— START OF Dataset entries —
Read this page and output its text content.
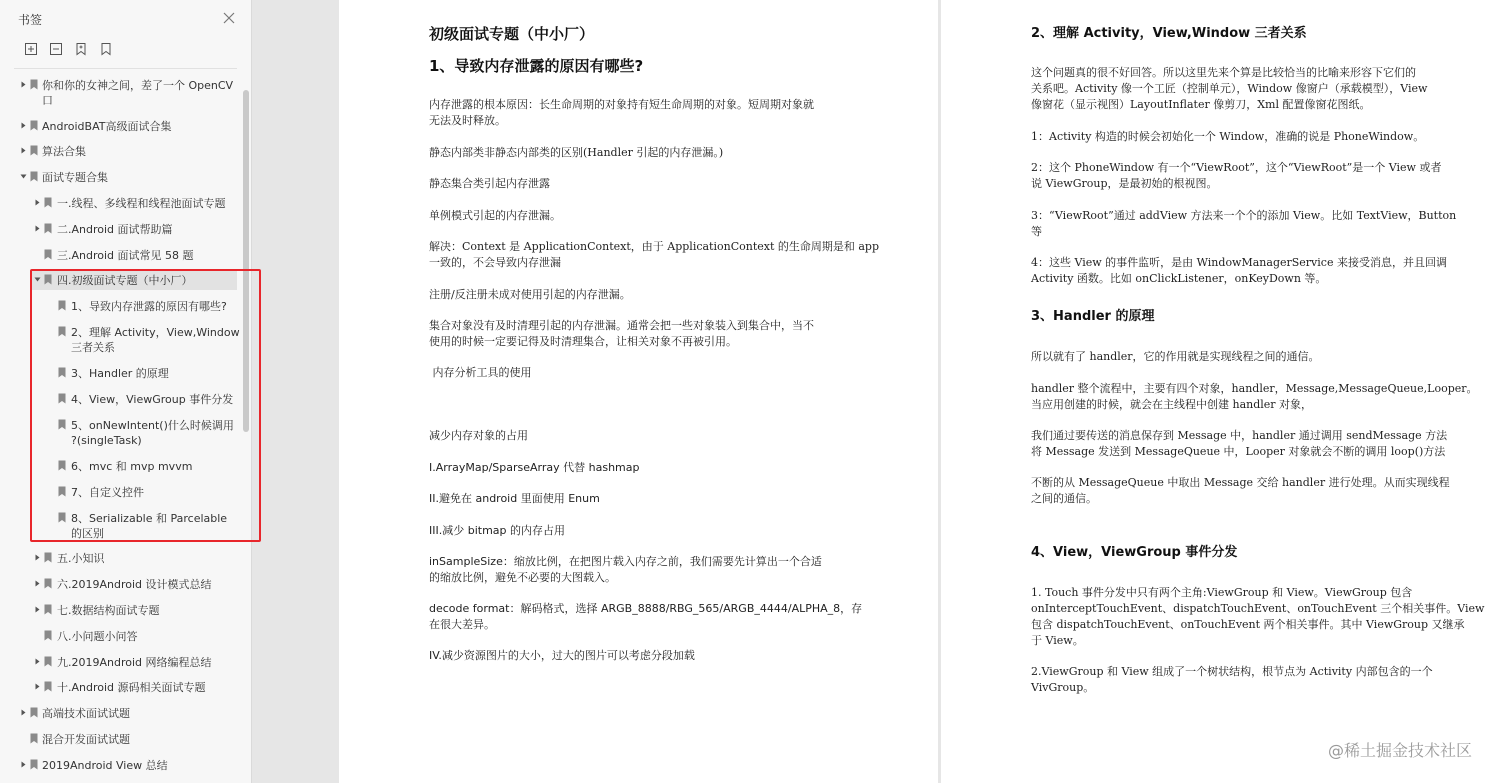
书签
你和你的女神之间，差了一个 OpenCV
口
AndroidBAT高级面试合集
算法合集
面试专题合集
一.线程、多线程和线程池面试专题
二.Android 面试帮助篇
三.Android 面试常见 58 题
四.初级面试专题（中小厂）
1、导致内存泄露的原因有哪些?
2、理解 Activity，View,Window
三者关系
3、Handler 的原理
4、View，ViewGroup 事件分发
5、onNewIntent()什么时候调用
?(singleTask)
6、mvc 和 mvp mvvm
7、自定义控件
8、Serializable 和 Parcelable
的区别
五.小知识
六.2019Android 设计模式总结
七.数据结构面试专题
八.小问题小问答
九.2019Android 网络编程总结
十.Android 源码相关面试专题
高端技术面试试题
混合开发面试试题
2019Android View 总结
初级面试专题（中小厂）
1、导致内存泄露的原因有哪些?
内存泄露的根本原因：长生命周期的对象持有短生命周期的对象。短周期对象就
无法及时释放。
静态内部类非静态内部类的区别(Handler 引起的内存泄漏。)
静态集合类引起内存泄露
单例模式引起的内存泄漏。
解决：Context 是 ApplicationContext，由于 ApplicationContext 的生命周期是和 app
一致的，不会导致内存泄漏
注册/反注册未成对使用引起的内存泄漏。
集合对象没有及时清理引起的内存泄漏。通常会把一些对象装入到集合中，当不
使用的时候一定要记得及时清理集合，让相关对象不再被引用。
内存分析工具的使用
减少内存对象的占用
I.ArrayMap/SparseArray 代替 hashmap
II.避免在 android 里面使用 Enum
III.减少 bitmap 的内存占用
inSampleSize：缩放比例，在把图片载入内存之前，我们需要先计算出一个合适
的缩放比例，避免不必要的大图载入。
decode format：解码格式，选择 ARGB_8888/RBG_565/ARGB_4444/ALPHA_8，存
在很大差异。
IV.减少资源图片的大小，过大的图片可以考虑分段加载
2、理解 Activity，View,Window 三者关系
这个问题真的很不好回答。所以这里先来个算是比较恰当的比喻来形容下它们的
关系吧。Activity 像一个工匠（控制单元），Window 像窗户（承载模型），View
像窗花（显示视图）LayoutInflater 像剪刀，Xml 配置像窗花图纸。
1：Activity 构造的时候会初始化一个 Window，准确的说是 PhoneWindow。
2：这个 PhoneWindow 有一个“ViewRoot”，这个“ViewRoot”是一个 View 或者
说 ViewGroup，是最初始的根视图。
3：“ViewRoot”通过 addView 方法来一个个的添加 View。比如 TextView，Button
等
4：这些 View 的事件监听，是由 WindowManagerService 来接受消息，并且回调
Activity 函数。比如 onClickListener，onKeyDown 等。
3、Handler 的原理
所以就有了 handler，它的作用就是实现线程之间的通信。
handler 整个流程中，主要有四个对象，handler，Message,MessageQueue,Looper。
当应用创建的时候，就会在主线程中创建 handler 对象，
我们通过要传送的消息保存到 Message 中，handler 通过调用 sendMessage 方法
将 Message 发送到 MessageQueue 中，Looper 对象就会不断的调用 loop()方法
不断的从 MessageQueue 中取出 Message 交给 handler 进行处理。从而实现线程
之间的通信。
4、View，ViewGroup 事件分发
1. Touch 事件分发中只有两个主角:ViewGroup 和 View。ViewGroup 包含
onInterceptTouchEvent、dispatchTouchEvent、onTouchEvent 三个相关事件。View
包含 dispatchTouchEvent、onTouchEvent 两个相关事件。其中 ViewGroup 又继承
于 View。
2.ViewGroup 和 View 组成了一个树状结构，根节点为 Activity 内部包含的一个
VivGroup。
@稀土掘金技术社区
— END OF Dataset entries —
| Request |
Reproduce every record above exactly, omitting the pictures.

| Solution below |
Read this page and output its text content.
书签
你和你的女神之间，差了一个 OpenCV
口
AndroidBAT高级面试合集
算法合集
面试专题合集
一.线程、多线程和线程池面试专题
二.Android 面试帮助篇
三.Android 面试常见 58 题
四.初级面试专题（中小厂）
1、导致内存泄露的原因有哪些?
2、理解 Activity，View,Window
三者关系
3、Handler 的原理
4、View，ViewGroup 事件分发
5、onNewIntent()什么时候调用
?(singleTask)
6、mvc 和 mvp mvvm
7、自定义控件
8、Serializable 和 Parcelable
的区别
五.小知识
六.2019Android 设计模式总结
七.数据结构面试专题
八.小问题小问答
九.2019Android 网络编程总结
十.Android 源码相关面试专题
高端技术面试试题
混合开发面试试题
2019Android View 总结
初级面试专题（中小厂）
1、导致内存泄露的原因有哪些?
内存泄露的根本原因：长生命周期的对象持有短生命周期的对象。短周期对象就
无法及时释放。
静态内部类非静态内部类的区别(Handler 引起的内存泄漏。)
静态集合类引起内存泄露
单例模式引起的内存泄漏。
解决：Context 是 ApplicationContext，由于 ApplicationContext 的生命周期是和 app
一致的，不会导致内存泄漏
注册/反注册未成对使用引起的内存泄漏。
集合对象没有及时清理引起的内存泄漏。通常会把一些对象装入到集合中，当不
使用的时候一定要记得及时清理集合，让相关对象不再被引用。
内存分析工具的使用
减少内存对象的占用
I.ArrayMap/SparseArray 代替 hashmap
II.避免在 android 里面使用 Enum
III.减少 bitmap 的内存占用
inSampleSize：缩放比例，在把图片载入内存之前，我们需要先计算出一个合适
的缩放比例，避免不必要的大图载入。
decode format：解码格式，选择 ARGB_8888/RBG_565/ARGB_4444/ALPHA_8，存
在很大差异。
IV.减少资源图片的大小，过大的图片可以考虑分段加载
2、理解 Activity，View,Window 三者关系
这个问题真的很不好回答。所以这里先来个算是比较恰当的比喻来形容下它们的
关系吧。Activity 像一个工匠（控制单元），Window 像窗户（承载模型），View
像窗花（显示视图）LayoutInflater 像剪刀，Xml 配置像窗花图纸。
1：Activity 构造的时候会初始化一个 Window，准确的说是 PhoneWindow。
2：这个 PhoneWindow 有一个“ViewRoot”，这个“ViewRoot”是一个 View 或者
说 ViewGroup，是最初始的根视图。
3：“ViewRoot”通过 addView 方法来一个个的添加 View。比如 TextView，Button
等
4：这些 View 的事件监听，是由 WindowManagerService 来接受消息，并且回调
Activity 函数。比如 onClickListener，onKeyDown 等。
3、Handler 的原理
所以就有了 handler，它的作用就是实现线程之间的通信。
handler 整个流程中，主要有四个对象，handler，Message,MessageQueue,Looper。
当应用创建的时候，就会在主线程中创建 handler 对象，
我们通过要传送的消息保存到 Message 中，handler 通过调用 sendMessage 方法
将 Message 发送到 MessageQueue 中，Looper 对象就会不断的调用 loop()方法
不断的从 MessageQueue 中取出 Message 交给 handler 进行处理。从而实现线程
之间的通信。
4、View，ViewGroup 事件分发
1. Touch 事件分发中只有两个主角:ViewGroup 和 View。ViewGroup 包含
onInterceptTouchEvent、dispatchTouchEvent、onTouchEvent 三个相关事件。View
包含 dispatchTouchEvent、onTouchEvent 两个相关事件。其中 ViewGroup 又继承
于 View。
2.ViewGroup 和 View 组成了一个树状结构，根节点为 Activity 内部包含的一个
VivGroup。
@稀土掘金技术社区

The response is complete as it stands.